Go through the material below and copy all lines with "道德与法治".

> _Record list_
┄┄┄┄┄┄
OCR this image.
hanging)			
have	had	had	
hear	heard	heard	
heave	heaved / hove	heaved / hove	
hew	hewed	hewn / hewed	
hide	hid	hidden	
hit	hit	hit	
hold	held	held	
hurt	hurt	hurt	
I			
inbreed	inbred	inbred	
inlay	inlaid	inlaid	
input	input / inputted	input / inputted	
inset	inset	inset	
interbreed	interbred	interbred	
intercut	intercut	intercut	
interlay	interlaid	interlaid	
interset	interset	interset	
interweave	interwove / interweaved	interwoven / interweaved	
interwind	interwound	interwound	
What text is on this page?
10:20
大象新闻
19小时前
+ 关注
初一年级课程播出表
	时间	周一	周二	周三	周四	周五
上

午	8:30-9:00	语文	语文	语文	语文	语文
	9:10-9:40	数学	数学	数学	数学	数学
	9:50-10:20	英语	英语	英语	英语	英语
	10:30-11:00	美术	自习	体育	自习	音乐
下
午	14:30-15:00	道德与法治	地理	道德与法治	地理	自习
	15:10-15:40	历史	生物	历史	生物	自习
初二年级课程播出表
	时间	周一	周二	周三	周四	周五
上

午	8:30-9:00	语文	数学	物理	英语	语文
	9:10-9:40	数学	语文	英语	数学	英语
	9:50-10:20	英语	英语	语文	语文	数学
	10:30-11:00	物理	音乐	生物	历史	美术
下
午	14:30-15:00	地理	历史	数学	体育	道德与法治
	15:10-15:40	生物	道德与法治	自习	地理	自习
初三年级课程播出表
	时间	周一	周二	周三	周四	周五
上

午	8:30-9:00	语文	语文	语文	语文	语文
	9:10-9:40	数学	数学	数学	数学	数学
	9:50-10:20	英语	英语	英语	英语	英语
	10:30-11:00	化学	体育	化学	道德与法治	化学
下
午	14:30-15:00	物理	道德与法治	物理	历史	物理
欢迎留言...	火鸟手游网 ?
┄┄┄┄┄┄
> _Written answer_
午	14:30-15:00	道德与法治	地理	道德与法治	地理	自习
午	14:30-15:00	地理	历史	数学	体育	道德与法治
	15:10-15:40	生物	道德与法治	自习	地理	自习
	10:30-11:00	化学	体育	化学	道德与法治	化学
午	14:30-15:00	物理	道德与法治	物理	历史	物理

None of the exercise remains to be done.